>> BEGIN RECORD EXCERPTS

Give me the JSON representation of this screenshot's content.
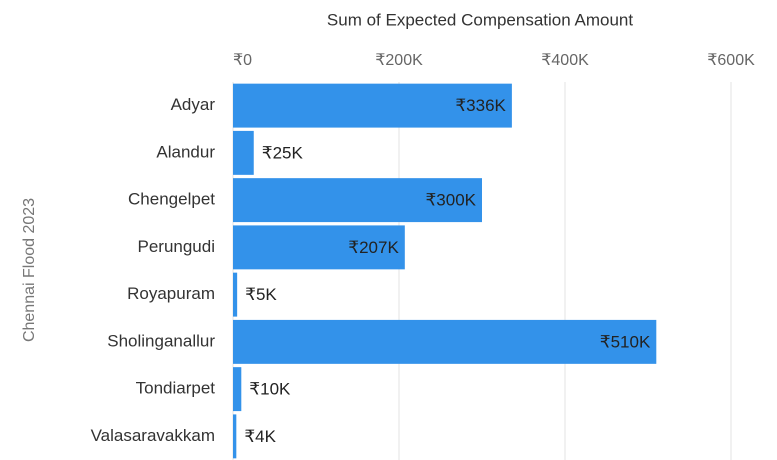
{
  "chart_data": {
    "type": "bar",
    "orientation": "horizontal",
    "x_label": "Sum of Expected Compensation Amount",
    "y_label": "Chennai Flood 2023",
    "categories": [
      "Adyar",
      "Alandur",
      "Chengelpet",
      "Perungudi",
      "Royapuram",
      "Sholinganallur",
      "Tondiarpet",
      "Valasaravakkam"
    ],
    "values": [
      336000,
      25000,
      300000,
      207000,
      5000,
      510000,
      10000,
      4000
    ],
    "value_labels": [
      "₹336K",
      "₹25K",
      "₹300K",
      "₹207K",
      "₹5K",
      "₹510K",
      "₹10K",
      "₹4K"
    ],
    "color": "#3392ea",
    "xlim": [
      0,
      600000
    ],
    "xticks": [
      {
        "value": 0,
        "label": "₹0"
      },
      {
        "value": 200000,
        "label": "₹200K"
      },
      {
        "value": 400000,
        "label": "₹400K"
      },
      {
        "value": 600000,
        "label": "₹600K"
      }
    ],
    "grid": true
  }
}
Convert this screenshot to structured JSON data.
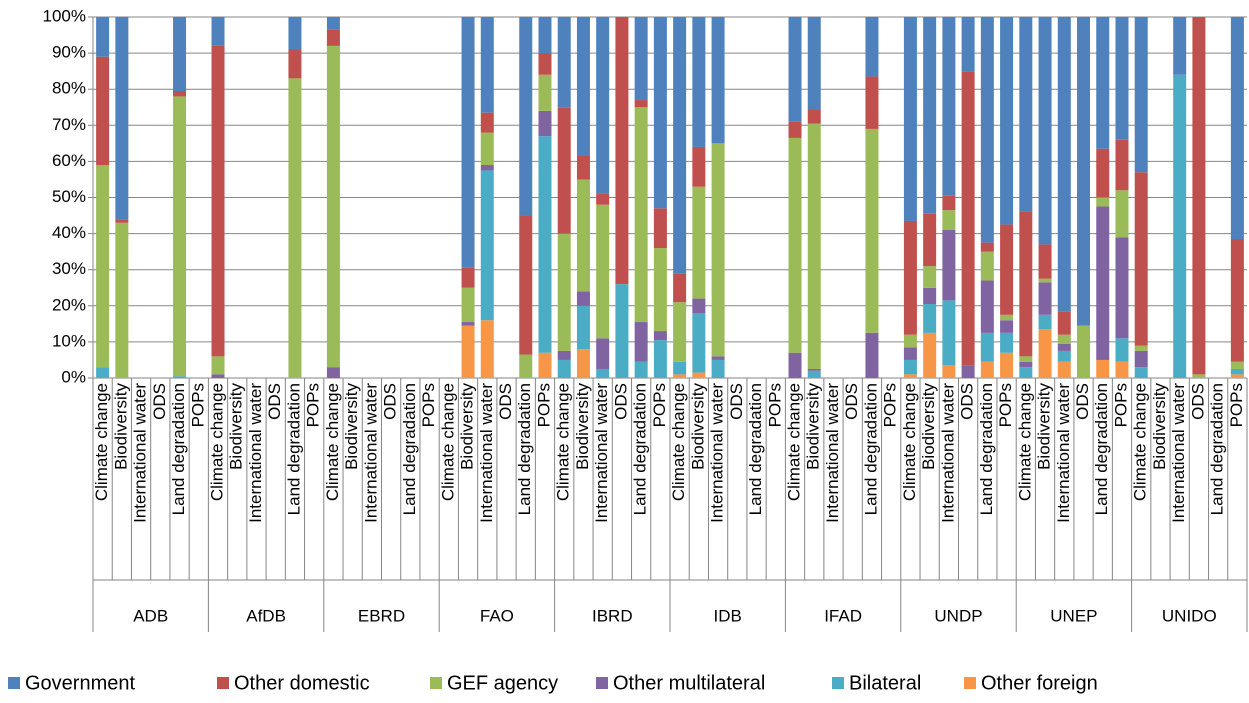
{
  "chart_data": {
    "type": "stacked_bar_100",
    "groups": [
      "ADB",
      "AfDB",
      "EBRD",
      "FAO",
      "IBRD",
      "IDB",
      "IFAD",
      "UNDP",
      "UNEP",
      "UNIDO"
    ],
    "categories": [
      "Climate change",
      "Biodiversity",
      "International water",
      "ODS",
      "Land degradation",
      "POPs",
      "Climate change",
      "Biodiversity",
      "International water",
      "ODS",
      "Land degradation",
      "POPs",
      "Climate change",
      "Biodiversity",
      "International water",
      "ODS",
      "Land degradation",
      "POPs",
      "Climate change",
      "Biodiversity",
      "International water",
      "ODS",
      "Land degradation",
      "POPs",
      "Climate change",
      "Biodiversity",
      "International water",
      "ODS",
      "Land degradation",
      "POPs",
      "Climate change",
      "Biodiversity",
      "International water",
      "ODS",
      "Land degradation",
      "POPs",
      "Climate change",
      "Biodiversity",
      "International water",
      "ODS",
      "Land degradation",
      "POPs",
      "Climate change",
      "Biodiversity",
      "International water",
      "ODS",
      "Land degradation",
      "POPs",
      "Climate change",
      "Biodiversity",
      "International water",
      "ODS",
      "Land degradation",
      "POPs",
      "Climate change",
      "Biodiversity",
      "International water",
      "ODS",
      "Land degradation",
      "POPs"
    ],
    "series": [
      {
        "name": "Government",
        "color": "#4F81BD",
        "values": [
          11,
          56,
          null,
          null,
          20.5,
          null,
          8,
          null,
          null,
          null,
          9,
          null,
          3.5,
          null,
          null,
          null,
          null,
          null,
          null,
          69.5,
          26.5,
          null,
          55,
          10,
          25,
          38.5,
          49,
          0,
          23,
          53,
          71,
          36,
          35,
          null,
          null,
          null,
          29,
          25.5,
          null,
          null,
          16.5,
          null,
          56.5,
          54.5,
          49.5,
          15,
          62.5,
          57.5,
          54,
          63,
          81.5,
          85.5,
          36.5,
          34,
          43,
          null,
          16,
          0,
          null,
          61.5
        ]
      },
      {
        "name": "Other domestic",
        "color": "#C0504D",
        "values": [
          30,
          1,
          null,
          null,
          1.5,
          null,
          86,
          null,
          null,
          null,
          8,
          null,
          4.5,
          null,
          null,
          null,
          null,
          null,
          null,
          5.5,
          5.5,
          null,
          38.5,
          6,
          35,
          6.5,
          3,
          74,
          2,
          11,
          8,
          11,
          0,
          null,
          null,
          null,
          4.5,
          4,
          null,
          null,
          14.5,
          null,
          31.5,
          14.5,
          4,
          81.5,
          2.5,
          25,
          40,
          9.5,
          6.5,
          0,
          13.5,
          14,
          48,
          null,
          0,
          99,
          null,
          34
        ]
      },
      {
        "name": "GEF agency",
        "color": "#9BBB59",
        "values": [
          56,
          43,
          null,
          null,
          77.5,
          null,
          5,
          null,
          null,
          null,
          83,
          null,
          89,
          null,
          null,
          null,
          null,
          null,
          null,
          9.5,
          9,
          null,
          6.5,
          10,
          32.5,
          31,
          37,
          0,
          59.5,
          23,
          16.5,
          31,
          59,
          null,
          null,
          null,
          59.5,
          68,
          null,
          null,
          56.5,
          null,
          3.5,
          6,
          5.5,
          0,
          8,
          1.5,
          1.5,
          1,
          2.5,
          14.5,
          2.5,
          13,
          1.5,
          null,
          0,
          1,
          null,
          2
        ]
      },
      {
        "name": "Other multilateral",
        "color": "#8064A2",
        "values": [
          0,
          0,
          null,
          null,
          0,
          null,
          1,
          null,
          null,
          null,
          0,
          null,
          3,
          null,
          null,
          null,
          null,
          null,
          null,
          1,
          1.5,
          null,
          0,
          7,
          2.5,
          4,
          8.5,
          0,
          11,
          2.5,
          0,
          4,
          1,
          null,
          null,
          null,
          7,
          0.5,
          null,
          null,
          12.5,
          null,
          3.5,
          4.5,
          19.5,
          3.5,
          14.5,
          3.5,
          1.5,
          9,
          2,
          0,
          42.5,
          28,
          4.5,
          null,
          0,
          0,
          null,
          0
        ]
      },
      {
        "name": "Bilateral",
        "color": "#4BACC6",
        "values": [
          3,
          0,
          null,
          null,
          0.5,
          null,
          0,
          null,
          null,
          null,
          0,
          null,
          0,
          null,
          null,
          null,
          null,
          null,
          null,
          0,
          41.5,
          null,
          0,
          60,
          5,
          12,
          2.5,
          26,
          4.5,
          10.5,
          3.5,
          16.5,
          5,
          null,
          null,
          null,
          0,
          2,
          null,
          null,
          0,
          null,
          4,
          8,
          18,
          0,
          8,
          5.5,
          3,
          4,
          3,
          0,
          0,
          6.5,
          3,
          null,
          84,
          0,
          null,
          1.5
        ]
      },
      {
        "name": "Other foreign",
        "color": "#F79646",
        "values": [
          0,
          0,
          null,
          null,
          0,
          null,
          0,
          null,
          null,
          null,
          0,
          null,
          0,
          null,
          null,
          null,
          null,
          null,
          null,
          14.5,
          16,
          null,
          0,
          7,
          0,
          8,
          0,
          0,
          0,
          0,
          1,
          1.5,
          0,
          null,
          null,
          null,
          0,
          0,
          null,
          null,
          0,
          null,
          1,
          12.5,
          3.5,
          0,
          4.5,
          7,
          0,
          13.5,
          4.5,
          0,
          5,
          4.5,
          0,
          null,
          0,
          0,
          null,
          1
        ]
      }
    ],
    "ylim": [
      0,
      100
    ],
    "yticks": [
      {
        "value": 0,
        "label": "0%"
      },
      {
        "value": 10,
        "label": "10%"
      },
      {
        "value": 20,
        "label": "20%"
      },
      {
        "value": 30,
        "label": "30%"
      },
      {
        "value": 40,
        "label": "40%"
      },
      {
        "value": 50,
        "label": "50%"
      },
      {
        "value": 60,
        "label": "60%"
      },
      {
        "value": 70,
        "label": "70%"
      },
      {
        "value": 80,
        "label": "80%"
      },
      {
        "value": 90,
        "label": "90%"
      },
      {
        "value": 100,
        "label": "100%"
      }
    ],
    "grid": true,
    "legend": "bottom"
  }
}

>> END RECORD EXCERPTS

**PROBLEM REQUIREMENTS:**
Gather from the records above every line containing the string "name".

**TASK OUTPUT:**
        "name": "Government",
        "name": "Other domestic",
        "name": "GEF agency",
        "name": "Other multilateral",
        "name": "Bilateral",
        "name": "Other foreign",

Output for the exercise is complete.